Selected extract:
--------------------------------

When he was working with the RoboCup team, Aaronson says, "someone would mention offhandedly that we want the goalie to be able to move this way, and I'd start thinking about whether that's NP-complete. And maybe two weeks later, I'd be able to prove that it's NP-complete, but by then no one cares, anyway. They've moved on to a different way of doing it."
Already intrigued by theoretical questions of computational complexity, Aaronson learned from a fellow Cornell student about Shor's algorithm, perhaps the most important theoretical result in quantum computing. Quantum computers are devices, still largely hypothetical, that would harness the strange behavior of matter at extremely small scales to perform computations. Discovered by Peter Shor in 1994, Shor's algorithm is a quantum algorithm for factoring large numbers, one of the canonical NP problems that is easy to verify but apparently very hard to solve. Shockingly, Shor was able to show that for a quantum computer, solving the problem would be almost as easy as verifying it is for a classical computer.
"My first reaction was, 'OK, this is probably some obvious crap that is getting hyped by the media,'" Aaronson says. But he had to know for sure, and he threw himself into the study of quantum computing. He came away convinced that, indeed, quantum computers would rewrite the rules of computational efficiency.

--------------------------------

Given information:
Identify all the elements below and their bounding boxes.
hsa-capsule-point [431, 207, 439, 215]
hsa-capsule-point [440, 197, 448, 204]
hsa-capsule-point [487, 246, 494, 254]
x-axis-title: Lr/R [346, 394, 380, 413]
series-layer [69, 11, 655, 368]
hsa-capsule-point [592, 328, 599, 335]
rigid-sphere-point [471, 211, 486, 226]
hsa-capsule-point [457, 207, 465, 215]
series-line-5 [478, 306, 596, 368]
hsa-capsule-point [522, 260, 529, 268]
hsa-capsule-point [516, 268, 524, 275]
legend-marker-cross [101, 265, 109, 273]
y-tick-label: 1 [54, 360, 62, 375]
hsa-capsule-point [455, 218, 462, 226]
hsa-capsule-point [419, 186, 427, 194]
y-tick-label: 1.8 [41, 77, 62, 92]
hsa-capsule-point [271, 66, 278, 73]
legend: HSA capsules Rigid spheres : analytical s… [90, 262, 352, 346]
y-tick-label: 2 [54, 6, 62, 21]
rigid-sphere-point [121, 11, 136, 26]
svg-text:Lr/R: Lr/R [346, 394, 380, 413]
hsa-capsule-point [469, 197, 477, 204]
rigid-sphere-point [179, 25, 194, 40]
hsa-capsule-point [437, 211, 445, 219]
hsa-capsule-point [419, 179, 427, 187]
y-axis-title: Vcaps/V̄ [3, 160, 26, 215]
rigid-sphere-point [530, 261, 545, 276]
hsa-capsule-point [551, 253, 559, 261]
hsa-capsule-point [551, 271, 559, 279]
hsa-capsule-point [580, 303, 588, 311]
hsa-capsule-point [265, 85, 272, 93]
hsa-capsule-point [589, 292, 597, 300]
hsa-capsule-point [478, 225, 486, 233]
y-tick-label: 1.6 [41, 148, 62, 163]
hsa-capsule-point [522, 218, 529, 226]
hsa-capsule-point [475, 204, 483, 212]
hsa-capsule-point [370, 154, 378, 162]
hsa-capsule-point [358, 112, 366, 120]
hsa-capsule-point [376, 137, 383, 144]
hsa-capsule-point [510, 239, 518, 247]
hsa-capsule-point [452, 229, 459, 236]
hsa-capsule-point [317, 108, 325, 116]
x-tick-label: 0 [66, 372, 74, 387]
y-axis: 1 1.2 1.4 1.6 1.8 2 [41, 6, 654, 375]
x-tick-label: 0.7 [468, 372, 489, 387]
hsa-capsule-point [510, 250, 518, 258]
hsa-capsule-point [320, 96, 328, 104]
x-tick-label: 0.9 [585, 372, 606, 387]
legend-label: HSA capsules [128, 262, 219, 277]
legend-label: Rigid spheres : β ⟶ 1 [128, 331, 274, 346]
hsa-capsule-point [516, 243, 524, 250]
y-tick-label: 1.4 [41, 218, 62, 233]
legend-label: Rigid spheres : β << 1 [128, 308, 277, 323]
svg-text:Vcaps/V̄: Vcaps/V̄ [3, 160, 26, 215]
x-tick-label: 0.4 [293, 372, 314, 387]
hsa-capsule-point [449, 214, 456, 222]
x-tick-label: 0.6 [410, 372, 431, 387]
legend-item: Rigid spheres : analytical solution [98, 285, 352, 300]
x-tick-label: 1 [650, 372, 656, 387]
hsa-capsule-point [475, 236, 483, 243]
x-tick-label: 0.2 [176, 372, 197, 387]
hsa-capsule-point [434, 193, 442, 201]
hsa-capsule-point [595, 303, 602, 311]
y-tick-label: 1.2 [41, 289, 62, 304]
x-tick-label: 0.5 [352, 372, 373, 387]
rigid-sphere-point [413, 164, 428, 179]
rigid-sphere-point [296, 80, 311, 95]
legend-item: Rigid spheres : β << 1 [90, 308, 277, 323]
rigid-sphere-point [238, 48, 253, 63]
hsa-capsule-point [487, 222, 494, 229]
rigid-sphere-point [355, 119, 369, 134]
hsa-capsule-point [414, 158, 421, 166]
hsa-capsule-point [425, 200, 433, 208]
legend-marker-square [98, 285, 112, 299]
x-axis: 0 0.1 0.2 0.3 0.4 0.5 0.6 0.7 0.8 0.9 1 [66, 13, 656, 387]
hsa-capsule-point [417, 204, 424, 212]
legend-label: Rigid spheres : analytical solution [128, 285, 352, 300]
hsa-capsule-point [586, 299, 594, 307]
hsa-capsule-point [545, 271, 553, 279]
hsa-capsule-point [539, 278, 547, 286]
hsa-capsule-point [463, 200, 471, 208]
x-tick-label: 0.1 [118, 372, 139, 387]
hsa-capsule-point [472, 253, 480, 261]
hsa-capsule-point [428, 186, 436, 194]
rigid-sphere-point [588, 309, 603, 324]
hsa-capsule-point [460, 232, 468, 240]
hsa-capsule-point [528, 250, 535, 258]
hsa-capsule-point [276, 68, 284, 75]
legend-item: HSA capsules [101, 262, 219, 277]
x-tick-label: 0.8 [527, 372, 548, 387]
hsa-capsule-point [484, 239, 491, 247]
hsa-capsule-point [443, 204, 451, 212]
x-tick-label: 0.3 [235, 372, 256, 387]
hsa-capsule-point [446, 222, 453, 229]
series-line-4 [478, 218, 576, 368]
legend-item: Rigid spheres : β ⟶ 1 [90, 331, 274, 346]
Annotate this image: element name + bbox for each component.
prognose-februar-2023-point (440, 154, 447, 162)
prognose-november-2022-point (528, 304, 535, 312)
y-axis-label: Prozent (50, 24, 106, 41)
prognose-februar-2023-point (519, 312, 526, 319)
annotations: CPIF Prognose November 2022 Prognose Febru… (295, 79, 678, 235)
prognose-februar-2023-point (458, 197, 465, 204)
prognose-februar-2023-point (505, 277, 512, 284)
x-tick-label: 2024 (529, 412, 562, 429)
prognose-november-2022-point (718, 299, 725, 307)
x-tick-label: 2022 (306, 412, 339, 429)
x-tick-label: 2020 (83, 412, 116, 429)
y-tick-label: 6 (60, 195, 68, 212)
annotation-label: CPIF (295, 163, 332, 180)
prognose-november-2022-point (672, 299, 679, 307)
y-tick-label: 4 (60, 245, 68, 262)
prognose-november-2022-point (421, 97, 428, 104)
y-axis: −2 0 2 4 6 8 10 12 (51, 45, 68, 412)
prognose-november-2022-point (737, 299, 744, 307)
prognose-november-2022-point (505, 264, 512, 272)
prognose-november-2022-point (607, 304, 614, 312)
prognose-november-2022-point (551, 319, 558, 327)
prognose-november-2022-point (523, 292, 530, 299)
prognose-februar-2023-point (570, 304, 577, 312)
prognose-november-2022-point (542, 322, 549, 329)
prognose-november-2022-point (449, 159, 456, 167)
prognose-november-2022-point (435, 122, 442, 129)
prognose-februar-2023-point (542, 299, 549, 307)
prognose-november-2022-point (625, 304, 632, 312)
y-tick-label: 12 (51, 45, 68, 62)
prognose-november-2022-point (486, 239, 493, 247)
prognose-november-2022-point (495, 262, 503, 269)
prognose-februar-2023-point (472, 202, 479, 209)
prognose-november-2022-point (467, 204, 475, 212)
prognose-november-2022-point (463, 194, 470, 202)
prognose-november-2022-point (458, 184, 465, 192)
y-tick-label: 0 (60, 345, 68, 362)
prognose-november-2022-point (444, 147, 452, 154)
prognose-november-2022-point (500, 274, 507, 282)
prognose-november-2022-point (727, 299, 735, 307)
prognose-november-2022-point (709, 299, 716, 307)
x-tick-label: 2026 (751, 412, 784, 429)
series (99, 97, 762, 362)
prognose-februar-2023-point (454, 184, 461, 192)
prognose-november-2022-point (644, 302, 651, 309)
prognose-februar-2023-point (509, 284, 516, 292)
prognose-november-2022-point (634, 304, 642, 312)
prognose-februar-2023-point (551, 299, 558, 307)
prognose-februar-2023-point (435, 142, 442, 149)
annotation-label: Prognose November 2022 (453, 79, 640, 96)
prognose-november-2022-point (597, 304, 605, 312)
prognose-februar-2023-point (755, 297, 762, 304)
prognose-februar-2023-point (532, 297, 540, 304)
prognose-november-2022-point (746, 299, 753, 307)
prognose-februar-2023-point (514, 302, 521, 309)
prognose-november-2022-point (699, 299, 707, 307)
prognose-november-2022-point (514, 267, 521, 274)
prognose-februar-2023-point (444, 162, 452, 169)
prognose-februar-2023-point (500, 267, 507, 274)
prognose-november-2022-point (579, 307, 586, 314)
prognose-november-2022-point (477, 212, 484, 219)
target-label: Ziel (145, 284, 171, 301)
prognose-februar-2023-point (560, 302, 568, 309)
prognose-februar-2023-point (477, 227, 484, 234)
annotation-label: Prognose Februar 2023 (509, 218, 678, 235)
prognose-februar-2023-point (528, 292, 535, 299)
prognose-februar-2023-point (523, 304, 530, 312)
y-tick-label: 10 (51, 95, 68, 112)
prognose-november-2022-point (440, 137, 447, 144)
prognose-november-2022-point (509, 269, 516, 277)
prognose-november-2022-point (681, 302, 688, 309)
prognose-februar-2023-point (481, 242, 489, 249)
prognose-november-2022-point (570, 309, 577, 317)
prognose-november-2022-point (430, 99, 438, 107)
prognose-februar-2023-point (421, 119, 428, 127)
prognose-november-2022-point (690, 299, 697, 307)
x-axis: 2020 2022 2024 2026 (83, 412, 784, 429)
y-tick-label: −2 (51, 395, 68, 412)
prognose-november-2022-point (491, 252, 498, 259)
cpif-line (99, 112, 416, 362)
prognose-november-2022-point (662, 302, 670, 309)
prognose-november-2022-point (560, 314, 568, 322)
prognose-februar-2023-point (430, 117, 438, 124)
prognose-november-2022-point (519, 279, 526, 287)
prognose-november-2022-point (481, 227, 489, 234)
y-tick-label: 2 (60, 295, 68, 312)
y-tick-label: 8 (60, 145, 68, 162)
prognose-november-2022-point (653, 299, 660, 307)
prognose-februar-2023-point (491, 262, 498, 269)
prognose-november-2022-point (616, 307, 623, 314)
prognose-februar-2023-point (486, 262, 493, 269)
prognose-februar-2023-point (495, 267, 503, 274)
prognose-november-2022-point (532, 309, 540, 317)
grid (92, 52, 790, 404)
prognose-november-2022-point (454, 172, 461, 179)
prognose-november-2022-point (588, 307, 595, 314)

--------------------------------

Exercises to complete:
**a.** Can you copy the Aaronson passage word for word, everything from "Already intrigued by" down to "a classical computer."?
**b.** In the Aaronson passage, why did his proofs that a goalie movement was NP-complete end up mattering to no one? Answer in one to three sentences.
**c.** How would you render this sentence from the Aaronson passage in Spanish: "Quantum computers are devices, still largely hypothetical, that would harness the strange behavior of matter at extremely small scales to perform computations."?
The data come from a separate source unrelated to the Aaronson passage.

Responses to the tasks:
**a.**
Already intrigued by theoretical questions of computational complexity, Aaronson learned from a fellow Cornell student about Shor's algorithm, perhaps the most important theoretical result in quantum computing. Quantum computers are devices, still largely hypothetical, that would harness the strange behavior of matter at extremely small scales to perform computations. Discovered by Peter Shor in 1994, Shor's algorithm is a quantum algorithm for factoring large numbers, one of the canonical NP problems that is easy to verify but apparently very hard to solve. Shockingly, Shor was able to show that for a quantum computer, solving the problem would be almost as easy as verifying it is for a classical computer.

**b.** He needed about two weeks to prove it. By then the RoboCup team had already moved on to a different way of doing it, so no one cared.

**c.** Las computadoras cuánticas son dispositivos, todavía en gran medida hipotéticos, que aprovecharían el extraño comportamiento de la materia a escalas extremadamente pequeñas para realizar cálculos.